Set exercise:
From the entries below, gather each line containing the word "emissions".

══ Source records

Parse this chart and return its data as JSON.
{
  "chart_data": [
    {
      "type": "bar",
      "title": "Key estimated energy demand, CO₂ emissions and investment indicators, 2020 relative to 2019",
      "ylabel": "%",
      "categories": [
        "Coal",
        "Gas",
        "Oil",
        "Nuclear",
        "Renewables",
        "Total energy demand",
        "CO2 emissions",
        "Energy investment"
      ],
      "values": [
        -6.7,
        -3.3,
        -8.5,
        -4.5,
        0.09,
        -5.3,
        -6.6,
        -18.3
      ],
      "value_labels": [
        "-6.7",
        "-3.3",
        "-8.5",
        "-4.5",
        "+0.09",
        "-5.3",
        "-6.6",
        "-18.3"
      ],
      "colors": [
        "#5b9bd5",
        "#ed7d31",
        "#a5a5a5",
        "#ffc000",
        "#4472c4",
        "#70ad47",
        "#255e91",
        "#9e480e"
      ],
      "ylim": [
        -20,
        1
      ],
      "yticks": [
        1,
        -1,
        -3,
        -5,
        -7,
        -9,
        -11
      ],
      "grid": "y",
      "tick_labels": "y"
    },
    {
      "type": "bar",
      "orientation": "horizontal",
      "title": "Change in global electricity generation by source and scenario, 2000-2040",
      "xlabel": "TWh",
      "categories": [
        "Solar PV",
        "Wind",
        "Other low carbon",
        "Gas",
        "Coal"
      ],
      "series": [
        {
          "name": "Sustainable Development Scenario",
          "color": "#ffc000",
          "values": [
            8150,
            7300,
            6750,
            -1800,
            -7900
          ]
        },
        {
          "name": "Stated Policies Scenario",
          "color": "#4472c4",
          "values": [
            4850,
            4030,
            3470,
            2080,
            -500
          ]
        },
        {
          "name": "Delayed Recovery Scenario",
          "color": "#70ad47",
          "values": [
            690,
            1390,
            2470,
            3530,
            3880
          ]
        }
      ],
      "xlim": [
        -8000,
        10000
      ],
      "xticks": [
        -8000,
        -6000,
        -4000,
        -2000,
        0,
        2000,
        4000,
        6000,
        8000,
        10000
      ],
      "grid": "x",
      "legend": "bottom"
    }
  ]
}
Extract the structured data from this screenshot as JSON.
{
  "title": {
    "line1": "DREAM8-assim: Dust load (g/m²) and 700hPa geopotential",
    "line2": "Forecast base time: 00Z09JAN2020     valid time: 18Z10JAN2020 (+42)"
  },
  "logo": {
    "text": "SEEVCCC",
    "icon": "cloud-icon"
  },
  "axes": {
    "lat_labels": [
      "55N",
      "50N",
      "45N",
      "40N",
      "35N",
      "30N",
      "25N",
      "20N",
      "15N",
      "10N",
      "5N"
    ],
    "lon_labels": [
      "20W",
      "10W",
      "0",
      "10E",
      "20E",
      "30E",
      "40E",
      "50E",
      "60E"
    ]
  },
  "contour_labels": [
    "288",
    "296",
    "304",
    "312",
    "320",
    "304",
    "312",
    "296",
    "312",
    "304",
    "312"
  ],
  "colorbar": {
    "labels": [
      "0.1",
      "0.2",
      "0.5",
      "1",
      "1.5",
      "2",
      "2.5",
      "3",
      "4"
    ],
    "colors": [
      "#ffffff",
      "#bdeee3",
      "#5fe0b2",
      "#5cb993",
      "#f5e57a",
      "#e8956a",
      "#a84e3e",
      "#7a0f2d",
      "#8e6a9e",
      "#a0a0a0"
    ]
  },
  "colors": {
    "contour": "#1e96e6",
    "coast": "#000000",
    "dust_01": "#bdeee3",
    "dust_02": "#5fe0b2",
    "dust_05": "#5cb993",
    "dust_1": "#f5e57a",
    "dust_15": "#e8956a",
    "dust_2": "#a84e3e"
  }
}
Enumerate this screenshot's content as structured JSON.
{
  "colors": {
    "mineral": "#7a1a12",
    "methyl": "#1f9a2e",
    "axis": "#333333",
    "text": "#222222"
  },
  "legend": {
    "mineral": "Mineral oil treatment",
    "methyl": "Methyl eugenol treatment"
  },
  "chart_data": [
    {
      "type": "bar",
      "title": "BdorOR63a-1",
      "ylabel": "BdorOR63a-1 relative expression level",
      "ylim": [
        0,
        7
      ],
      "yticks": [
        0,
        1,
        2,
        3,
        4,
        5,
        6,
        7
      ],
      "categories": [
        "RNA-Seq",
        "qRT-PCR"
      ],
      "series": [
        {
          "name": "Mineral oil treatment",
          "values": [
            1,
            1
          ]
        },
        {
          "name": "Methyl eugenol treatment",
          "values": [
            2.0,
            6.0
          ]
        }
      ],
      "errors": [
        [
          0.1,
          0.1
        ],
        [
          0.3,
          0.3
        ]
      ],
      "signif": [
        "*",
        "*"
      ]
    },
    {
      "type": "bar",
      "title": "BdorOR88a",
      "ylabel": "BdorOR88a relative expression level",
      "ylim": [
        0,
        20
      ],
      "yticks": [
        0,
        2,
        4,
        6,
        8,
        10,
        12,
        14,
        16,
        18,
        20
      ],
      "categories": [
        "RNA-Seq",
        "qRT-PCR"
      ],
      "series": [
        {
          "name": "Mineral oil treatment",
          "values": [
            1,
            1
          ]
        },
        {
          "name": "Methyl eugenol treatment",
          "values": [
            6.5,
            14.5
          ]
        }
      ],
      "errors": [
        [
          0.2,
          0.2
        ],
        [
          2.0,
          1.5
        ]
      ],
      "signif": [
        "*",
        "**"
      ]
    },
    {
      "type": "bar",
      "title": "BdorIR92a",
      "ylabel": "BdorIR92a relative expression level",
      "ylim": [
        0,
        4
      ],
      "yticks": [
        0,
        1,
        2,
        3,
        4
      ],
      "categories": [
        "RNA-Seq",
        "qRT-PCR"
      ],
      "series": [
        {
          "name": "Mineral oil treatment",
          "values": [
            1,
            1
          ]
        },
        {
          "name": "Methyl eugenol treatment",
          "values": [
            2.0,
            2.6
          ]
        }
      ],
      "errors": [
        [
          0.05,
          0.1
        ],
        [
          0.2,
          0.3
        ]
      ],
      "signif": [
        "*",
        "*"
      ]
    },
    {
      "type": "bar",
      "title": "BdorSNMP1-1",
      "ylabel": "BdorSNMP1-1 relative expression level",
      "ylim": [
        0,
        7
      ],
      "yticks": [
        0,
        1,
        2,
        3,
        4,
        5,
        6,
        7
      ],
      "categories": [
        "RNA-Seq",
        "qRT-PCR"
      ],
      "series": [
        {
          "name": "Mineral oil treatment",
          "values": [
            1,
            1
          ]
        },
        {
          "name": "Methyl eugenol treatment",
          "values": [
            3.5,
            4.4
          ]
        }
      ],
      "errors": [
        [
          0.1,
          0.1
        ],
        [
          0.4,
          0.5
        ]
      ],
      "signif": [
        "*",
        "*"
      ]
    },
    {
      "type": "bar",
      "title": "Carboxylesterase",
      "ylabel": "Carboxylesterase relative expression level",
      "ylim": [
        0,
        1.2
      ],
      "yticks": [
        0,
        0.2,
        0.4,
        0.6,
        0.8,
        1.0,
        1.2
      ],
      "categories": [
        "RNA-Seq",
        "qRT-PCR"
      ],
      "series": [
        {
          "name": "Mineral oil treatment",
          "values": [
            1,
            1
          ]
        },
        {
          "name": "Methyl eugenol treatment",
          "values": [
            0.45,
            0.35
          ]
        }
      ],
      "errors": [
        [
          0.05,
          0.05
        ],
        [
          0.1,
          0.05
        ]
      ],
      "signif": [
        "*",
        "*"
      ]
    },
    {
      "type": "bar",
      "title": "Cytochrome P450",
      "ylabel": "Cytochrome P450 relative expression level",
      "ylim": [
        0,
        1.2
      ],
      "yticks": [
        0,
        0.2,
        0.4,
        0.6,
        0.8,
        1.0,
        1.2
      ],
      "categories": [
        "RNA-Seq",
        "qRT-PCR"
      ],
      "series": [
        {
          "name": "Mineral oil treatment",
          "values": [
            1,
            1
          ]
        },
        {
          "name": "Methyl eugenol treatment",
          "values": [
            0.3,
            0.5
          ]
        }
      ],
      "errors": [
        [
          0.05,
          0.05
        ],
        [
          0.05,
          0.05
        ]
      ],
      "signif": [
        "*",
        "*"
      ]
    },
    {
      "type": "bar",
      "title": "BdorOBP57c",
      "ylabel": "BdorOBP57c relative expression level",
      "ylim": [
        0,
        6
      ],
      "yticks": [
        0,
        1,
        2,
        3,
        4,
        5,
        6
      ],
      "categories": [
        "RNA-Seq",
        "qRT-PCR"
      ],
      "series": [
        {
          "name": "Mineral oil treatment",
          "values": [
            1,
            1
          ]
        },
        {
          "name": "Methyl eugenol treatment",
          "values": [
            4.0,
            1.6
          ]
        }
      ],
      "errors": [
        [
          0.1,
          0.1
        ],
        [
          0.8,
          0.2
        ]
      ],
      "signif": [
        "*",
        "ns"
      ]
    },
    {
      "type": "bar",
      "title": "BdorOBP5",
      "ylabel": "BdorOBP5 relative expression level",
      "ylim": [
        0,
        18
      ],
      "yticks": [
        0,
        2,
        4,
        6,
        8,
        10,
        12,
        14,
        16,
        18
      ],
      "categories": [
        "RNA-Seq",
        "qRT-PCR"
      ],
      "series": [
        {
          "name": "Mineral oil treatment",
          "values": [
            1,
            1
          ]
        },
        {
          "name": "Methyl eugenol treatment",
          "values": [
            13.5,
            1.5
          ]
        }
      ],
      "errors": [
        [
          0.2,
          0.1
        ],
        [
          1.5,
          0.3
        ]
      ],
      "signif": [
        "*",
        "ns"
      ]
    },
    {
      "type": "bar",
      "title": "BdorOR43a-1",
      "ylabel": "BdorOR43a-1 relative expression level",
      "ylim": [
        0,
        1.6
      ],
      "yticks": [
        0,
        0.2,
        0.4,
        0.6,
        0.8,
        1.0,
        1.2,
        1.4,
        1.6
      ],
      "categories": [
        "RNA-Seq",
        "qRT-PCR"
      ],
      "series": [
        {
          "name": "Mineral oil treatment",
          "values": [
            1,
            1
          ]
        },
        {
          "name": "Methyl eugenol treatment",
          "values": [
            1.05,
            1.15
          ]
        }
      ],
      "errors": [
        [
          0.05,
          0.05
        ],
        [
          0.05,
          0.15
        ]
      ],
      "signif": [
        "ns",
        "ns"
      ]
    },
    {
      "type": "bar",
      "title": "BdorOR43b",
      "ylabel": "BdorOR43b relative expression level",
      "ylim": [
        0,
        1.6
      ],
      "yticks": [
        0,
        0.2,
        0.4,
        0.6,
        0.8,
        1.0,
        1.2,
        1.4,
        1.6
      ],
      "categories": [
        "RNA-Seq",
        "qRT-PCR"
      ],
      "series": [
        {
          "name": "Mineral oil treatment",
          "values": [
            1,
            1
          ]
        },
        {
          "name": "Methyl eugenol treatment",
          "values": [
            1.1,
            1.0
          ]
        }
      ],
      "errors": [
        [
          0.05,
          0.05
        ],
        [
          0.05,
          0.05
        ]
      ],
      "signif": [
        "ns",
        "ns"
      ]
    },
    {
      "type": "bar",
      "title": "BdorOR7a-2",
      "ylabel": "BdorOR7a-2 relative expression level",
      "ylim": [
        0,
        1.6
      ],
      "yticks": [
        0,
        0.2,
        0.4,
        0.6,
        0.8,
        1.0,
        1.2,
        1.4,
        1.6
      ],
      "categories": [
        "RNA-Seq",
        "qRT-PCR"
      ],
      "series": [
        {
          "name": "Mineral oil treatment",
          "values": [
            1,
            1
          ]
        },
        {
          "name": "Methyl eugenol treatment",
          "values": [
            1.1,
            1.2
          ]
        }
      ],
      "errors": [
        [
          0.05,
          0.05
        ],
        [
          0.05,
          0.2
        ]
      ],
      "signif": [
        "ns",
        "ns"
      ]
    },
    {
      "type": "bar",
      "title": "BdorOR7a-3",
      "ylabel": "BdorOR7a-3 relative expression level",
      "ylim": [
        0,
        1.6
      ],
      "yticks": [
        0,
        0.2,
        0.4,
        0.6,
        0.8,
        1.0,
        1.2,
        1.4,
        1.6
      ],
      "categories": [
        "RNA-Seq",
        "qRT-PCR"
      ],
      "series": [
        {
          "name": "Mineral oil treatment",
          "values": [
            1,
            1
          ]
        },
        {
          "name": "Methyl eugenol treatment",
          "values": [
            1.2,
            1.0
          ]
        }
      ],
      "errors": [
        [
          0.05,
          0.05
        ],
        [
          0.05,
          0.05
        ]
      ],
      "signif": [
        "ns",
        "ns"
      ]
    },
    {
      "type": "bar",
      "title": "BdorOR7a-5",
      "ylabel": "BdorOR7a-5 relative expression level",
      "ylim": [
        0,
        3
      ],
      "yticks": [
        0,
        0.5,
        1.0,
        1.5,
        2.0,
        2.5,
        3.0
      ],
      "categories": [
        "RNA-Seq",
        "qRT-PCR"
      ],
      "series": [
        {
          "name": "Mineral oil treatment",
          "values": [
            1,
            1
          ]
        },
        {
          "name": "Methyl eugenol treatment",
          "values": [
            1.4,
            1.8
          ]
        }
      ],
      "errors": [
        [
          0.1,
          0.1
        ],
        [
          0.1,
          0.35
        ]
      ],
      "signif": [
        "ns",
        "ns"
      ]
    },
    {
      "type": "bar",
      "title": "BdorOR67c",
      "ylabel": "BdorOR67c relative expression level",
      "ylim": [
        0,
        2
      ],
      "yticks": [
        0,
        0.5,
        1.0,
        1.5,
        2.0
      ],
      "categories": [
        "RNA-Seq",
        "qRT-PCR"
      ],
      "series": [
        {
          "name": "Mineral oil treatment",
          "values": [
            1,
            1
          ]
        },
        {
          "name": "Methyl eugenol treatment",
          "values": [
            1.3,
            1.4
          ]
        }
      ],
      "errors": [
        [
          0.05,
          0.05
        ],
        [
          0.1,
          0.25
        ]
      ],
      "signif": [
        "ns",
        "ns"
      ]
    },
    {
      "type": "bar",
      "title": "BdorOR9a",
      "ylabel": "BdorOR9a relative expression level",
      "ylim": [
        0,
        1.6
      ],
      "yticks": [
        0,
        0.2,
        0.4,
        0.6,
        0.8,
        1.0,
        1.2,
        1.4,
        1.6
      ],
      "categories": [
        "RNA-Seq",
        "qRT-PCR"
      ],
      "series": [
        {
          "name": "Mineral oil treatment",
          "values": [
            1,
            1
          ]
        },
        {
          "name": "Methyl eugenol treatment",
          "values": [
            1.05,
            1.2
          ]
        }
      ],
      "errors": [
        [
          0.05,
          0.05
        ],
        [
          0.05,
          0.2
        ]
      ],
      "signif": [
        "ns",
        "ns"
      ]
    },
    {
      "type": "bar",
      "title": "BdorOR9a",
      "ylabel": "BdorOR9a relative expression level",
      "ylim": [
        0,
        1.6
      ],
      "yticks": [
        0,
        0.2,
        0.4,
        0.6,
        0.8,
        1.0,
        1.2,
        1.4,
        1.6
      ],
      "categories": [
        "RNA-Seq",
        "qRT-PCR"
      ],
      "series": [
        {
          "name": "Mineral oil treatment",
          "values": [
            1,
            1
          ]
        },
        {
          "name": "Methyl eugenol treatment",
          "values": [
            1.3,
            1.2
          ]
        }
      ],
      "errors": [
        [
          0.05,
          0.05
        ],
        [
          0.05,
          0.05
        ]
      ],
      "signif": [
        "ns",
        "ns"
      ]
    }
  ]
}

════

Reply:
      "title": "Key estimated energy demand, CO₂ emissions and investment indicators, 2020 relative to 2019",
        "CO2 emissions",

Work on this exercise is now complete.